In the entries below, find every line holding the string "screenshot" and collect it.

Structured figure records:
▬▬▬

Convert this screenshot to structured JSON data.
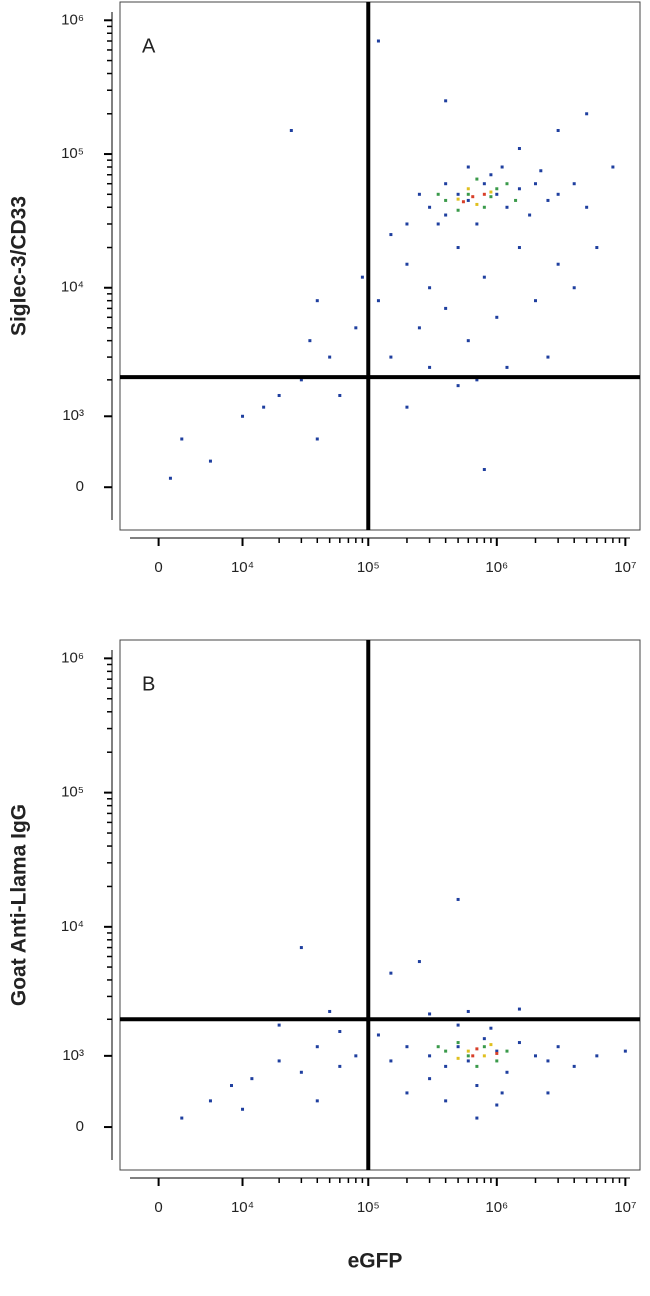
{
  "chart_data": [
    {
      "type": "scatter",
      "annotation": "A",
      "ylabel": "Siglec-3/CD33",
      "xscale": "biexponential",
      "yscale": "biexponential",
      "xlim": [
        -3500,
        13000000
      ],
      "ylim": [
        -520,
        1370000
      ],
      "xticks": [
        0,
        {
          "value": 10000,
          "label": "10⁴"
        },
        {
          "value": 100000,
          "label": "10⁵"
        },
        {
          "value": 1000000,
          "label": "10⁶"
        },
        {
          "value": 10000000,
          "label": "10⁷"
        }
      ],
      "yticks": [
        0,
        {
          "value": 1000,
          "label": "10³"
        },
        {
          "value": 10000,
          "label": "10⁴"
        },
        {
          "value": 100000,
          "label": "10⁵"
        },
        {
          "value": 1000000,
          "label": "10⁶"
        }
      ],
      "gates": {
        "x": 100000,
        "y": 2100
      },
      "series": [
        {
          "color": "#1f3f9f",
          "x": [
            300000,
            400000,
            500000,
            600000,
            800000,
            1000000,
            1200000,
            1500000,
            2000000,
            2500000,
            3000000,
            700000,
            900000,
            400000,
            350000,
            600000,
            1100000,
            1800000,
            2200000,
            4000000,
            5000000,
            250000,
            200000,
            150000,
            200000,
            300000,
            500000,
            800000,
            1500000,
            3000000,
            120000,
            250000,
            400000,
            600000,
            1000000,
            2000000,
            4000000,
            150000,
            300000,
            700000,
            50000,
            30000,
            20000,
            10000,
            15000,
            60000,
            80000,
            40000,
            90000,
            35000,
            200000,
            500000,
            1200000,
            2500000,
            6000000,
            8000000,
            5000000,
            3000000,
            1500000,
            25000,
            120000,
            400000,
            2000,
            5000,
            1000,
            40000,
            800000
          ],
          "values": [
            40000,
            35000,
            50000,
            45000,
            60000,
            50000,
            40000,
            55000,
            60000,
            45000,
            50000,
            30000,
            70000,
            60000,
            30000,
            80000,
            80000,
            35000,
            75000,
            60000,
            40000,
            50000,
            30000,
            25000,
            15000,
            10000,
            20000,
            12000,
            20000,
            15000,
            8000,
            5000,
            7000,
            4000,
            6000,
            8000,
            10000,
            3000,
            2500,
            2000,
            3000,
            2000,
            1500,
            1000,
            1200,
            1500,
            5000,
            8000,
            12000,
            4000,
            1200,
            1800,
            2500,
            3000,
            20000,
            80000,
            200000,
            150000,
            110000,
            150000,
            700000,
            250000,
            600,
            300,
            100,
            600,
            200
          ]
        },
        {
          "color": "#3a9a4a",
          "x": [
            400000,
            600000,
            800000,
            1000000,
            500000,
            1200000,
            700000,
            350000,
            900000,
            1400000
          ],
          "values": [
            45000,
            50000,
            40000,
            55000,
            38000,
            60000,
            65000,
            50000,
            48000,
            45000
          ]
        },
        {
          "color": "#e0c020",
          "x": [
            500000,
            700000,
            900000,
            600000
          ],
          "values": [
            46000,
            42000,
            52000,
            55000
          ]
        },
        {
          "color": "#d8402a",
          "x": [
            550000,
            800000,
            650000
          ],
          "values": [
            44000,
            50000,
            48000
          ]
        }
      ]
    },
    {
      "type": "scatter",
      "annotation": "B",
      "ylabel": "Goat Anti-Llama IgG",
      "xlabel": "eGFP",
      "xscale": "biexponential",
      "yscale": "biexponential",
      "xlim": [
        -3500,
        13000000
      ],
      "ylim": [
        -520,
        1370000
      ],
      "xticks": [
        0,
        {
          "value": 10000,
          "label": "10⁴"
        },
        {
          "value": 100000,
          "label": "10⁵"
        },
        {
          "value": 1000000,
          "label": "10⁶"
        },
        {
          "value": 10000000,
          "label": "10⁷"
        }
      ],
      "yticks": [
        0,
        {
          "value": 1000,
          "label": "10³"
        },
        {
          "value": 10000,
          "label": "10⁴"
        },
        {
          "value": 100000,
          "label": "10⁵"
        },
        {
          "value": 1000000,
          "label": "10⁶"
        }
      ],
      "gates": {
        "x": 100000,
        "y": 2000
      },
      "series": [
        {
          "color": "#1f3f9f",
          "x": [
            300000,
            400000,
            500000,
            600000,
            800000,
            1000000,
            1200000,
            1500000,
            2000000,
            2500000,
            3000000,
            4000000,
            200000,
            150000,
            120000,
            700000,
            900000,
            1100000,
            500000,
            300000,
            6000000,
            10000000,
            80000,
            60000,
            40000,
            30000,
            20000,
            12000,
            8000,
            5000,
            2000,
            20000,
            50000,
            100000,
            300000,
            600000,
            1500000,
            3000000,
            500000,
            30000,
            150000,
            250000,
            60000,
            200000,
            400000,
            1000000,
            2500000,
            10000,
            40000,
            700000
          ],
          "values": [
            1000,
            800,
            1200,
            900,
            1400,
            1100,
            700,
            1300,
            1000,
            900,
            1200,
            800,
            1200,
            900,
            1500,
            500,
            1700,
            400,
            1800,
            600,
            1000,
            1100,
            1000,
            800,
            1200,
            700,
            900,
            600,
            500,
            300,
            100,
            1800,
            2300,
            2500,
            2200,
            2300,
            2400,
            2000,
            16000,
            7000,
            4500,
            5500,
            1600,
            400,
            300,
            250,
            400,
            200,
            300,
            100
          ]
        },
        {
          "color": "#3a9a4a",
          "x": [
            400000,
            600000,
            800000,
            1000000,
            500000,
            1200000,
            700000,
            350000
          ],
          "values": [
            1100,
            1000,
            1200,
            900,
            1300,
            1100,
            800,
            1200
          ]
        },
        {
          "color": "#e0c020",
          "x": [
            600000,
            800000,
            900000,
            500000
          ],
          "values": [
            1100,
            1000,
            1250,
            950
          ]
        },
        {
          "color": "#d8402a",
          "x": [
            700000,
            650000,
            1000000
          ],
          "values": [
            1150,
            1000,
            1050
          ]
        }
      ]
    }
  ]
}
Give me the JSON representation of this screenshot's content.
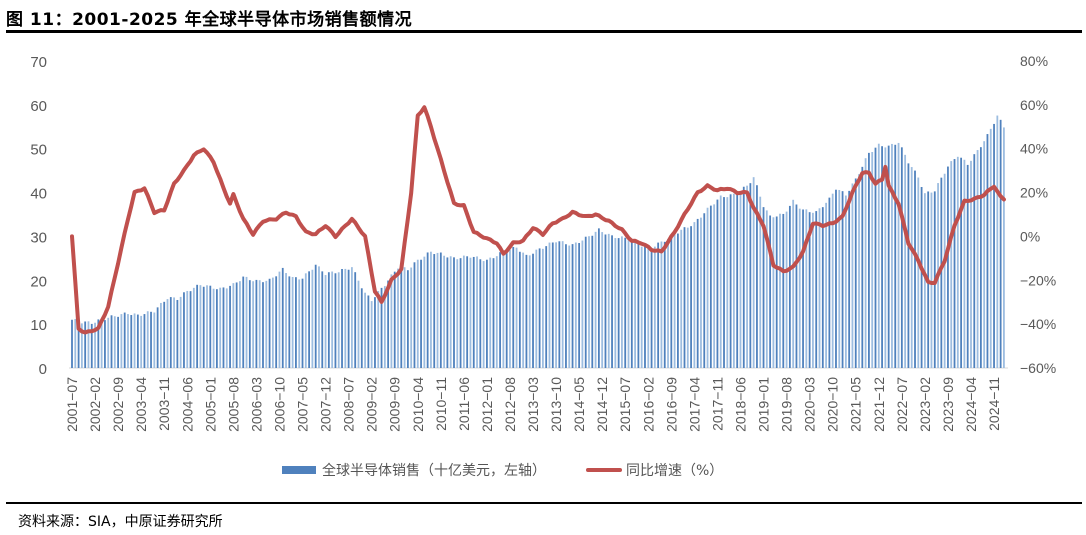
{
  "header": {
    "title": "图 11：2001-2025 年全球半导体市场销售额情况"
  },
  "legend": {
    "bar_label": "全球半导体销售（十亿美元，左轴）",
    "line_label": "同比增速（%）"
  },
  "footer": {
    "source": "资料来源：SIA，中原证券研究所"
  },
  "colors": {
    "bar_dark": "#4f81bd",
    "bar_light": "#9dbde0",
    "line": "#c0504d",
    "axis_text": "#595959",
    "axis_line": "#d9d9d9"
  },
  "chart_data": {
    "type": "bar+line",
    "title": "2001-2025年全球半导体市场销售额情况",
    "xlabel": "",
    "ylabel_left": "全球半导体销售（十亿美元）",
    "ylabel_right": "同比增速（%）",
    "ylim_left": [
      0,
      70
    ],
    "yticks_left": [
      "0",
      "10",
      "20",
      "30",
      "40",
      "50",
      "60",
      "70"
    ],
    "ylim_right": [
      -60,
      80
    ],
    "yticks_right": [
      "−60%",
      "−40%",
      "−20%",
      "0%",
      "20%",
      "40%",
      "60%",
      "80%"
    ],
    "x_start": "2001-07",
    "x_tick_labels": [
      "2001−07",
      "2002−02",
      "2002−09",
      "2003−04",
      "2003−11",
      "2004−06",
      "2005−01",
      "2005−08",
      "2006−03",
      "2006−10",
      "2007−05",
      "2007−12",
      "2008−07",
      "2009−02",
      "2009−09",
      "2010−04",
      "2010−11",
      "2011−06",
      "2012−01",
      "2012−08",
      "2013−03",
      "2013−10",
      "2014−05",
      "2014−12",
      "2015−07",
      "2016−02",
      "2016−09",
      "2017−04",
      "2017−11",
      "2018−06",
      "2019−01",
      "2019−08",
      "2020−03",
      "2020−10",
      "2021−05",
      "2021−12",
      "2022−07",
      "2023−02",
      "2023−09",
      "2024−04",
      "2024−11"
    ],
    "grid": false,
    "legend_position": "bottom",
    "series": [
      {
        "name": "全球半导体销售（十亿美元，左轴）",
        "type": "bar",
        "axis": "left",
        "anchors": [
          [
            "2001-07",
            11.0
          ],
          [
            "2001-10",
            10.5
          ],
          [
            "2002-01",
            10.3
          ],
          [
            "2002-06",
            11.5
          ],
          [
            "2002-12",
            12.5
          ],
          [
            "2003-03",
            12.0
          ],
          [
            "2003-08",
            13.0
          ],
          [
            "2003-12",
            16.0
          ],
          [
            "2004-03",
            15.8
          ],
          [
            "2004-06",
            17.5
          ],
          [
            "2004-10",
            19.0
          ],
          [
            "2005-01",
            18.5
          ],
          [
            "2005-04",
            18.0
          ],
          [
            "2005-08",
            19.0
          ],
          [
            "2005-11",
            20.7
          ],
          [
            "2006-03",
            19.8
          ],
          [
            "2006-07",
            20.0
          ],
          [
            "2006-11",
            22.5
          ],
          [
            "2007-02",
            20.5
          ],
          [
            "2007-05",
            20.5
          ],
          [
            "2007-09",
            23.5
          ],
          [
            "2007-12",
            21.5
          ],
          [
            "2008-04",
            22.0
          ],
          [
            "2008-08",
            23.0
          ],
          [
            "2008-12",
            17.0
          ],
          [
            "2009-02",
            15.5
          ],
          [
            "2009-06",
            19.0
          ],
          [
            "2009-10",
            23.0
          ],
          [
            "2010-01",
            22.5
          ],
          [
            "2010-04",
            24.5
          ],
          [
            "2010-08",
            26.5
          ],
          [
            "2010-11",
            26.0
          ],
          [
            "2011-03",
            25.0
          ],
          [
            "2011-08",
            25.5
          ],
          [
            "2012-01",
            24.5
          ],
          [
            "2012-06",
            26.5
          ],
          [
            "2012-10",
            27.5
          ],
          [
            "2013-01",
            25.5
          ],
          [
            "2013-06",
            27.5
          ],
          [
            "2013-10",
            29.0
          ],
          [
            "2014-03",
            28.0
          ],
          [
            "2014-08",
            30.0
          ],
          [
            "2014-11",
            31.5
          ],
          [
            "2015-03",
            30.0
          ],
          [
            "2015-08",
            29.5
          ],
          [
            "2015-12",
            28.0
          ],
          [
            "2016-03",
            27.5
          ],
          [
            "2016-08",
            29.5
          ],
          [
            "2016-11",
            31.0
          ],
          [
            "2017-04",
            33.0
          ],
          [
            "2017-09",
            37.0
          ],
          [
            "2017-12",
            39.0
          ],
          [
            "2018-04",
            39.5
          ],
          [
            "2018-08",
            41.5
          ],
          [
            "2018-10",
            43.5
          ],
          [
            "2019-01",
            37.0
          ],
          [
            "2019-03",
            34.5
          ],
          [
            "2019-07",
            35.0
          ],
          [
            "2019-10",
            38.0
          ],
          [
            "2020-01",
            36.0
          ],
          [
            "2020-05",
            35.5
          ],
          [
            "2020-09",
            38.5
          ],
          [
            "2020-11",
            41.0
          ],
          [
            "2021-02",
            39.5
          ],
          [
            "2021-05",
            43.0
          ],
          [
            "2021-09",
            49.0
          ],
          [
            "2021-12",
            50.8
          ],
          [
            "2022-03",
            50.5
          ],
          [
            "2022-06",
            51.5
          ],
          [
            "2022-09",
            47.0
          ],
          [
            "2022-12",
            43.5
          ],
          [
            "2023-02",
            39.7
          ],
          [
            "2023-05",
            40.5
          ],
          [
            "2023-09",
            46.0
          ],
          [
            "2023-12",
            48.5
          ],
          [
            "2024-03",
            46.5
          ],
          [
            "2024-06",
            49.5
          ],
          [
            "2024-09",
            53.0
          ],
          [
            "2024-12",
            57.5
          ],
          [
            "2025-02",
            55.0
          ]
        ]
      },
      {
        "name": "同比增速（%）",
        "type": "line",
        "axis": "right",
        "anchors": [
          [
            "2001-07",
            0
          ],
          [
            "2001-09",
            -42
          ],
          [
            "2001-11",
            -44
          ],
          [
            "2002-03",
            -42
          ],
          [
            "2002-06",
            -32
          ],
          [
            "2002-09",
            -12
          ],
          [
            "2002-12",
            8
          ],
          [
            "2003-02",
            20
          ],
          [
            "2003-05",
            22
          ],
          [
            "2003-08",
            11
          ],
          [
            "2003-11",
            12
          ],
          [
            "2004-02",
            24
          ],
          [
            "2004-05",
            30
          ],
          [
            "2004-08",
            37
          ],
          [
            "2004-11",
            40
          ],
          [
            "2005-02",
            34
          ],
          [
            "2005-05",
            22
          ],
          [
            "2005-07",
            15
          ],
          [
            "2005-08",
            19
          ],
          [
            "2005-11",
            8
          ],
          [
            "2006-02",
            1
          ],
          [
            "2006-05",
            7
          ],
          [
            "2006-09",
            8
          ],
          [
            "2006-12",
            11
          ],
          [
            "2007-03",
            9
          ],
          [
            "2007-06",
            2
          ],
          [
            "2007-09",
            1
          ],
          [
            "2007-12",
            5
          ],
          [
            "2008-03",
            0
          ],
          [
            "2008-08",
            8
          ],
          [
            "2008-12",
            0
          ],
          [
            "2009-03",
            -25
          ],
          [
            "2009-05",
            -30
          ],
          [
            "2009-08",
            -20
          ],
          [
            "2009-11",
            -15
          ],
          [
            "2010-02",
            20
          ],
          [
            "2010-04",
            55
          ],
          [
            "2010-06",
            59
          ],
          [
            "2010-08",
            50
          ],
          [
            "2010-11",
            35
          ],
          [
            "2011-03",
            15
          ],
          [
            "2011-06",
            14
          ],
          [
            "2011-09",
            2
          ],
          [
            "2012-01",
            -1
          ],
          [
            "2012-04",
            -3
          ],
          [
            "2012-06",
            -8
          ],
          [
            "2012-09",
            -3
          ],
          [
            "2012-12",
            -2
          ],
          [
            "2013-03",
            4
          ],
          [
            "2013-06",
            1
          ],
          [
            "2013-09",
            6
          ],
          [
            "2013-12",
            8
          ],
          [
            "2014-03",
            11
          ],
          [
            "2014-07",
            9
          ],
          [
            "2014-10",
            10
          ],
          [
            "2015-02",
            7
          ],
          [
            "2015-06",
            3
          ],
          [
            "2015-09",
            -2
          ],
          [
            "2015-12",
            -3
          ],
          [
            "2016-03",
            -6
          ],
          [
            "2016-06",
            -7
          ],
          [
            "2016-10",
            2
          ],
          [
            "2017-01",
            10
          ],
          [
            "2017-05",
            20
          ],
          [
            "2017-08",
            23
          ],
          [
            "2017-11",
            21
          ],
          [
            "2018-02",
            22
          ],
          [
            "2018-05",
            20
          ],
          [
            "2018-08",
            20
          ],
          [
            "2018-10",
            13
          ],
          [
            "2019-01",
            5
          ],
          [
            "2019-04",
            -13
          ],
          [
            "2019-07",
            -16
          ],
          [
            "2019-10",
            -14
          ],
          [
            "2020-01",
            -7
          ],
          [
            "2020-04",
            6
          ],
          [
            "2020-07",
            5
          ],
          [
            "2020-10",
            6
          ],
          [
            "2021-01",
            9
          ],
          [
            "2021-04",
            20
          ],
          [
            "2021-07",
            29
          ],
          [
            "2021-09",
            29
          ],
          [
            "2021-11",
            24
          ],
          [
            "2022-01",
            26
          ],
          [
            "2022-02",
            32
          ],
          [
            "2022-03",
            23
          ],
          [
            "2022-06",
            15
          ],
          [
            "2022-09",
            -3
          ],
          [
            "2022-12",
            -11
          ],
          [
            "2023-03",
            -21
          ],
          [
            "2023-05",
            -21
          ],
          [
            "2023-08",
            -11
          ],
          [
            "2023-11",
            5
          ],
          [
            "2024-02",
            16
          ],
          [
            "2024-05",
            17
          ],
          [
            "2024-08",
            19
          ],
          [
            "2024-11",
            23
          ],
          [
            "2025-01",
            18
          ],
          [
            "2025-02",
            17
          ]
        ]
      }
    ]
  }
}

▬▬▬

* SOLUTION TO THE EXERCISE:
Convert this screenshot to structured JSON data.
Give me the JSON representation of this screenshot's content.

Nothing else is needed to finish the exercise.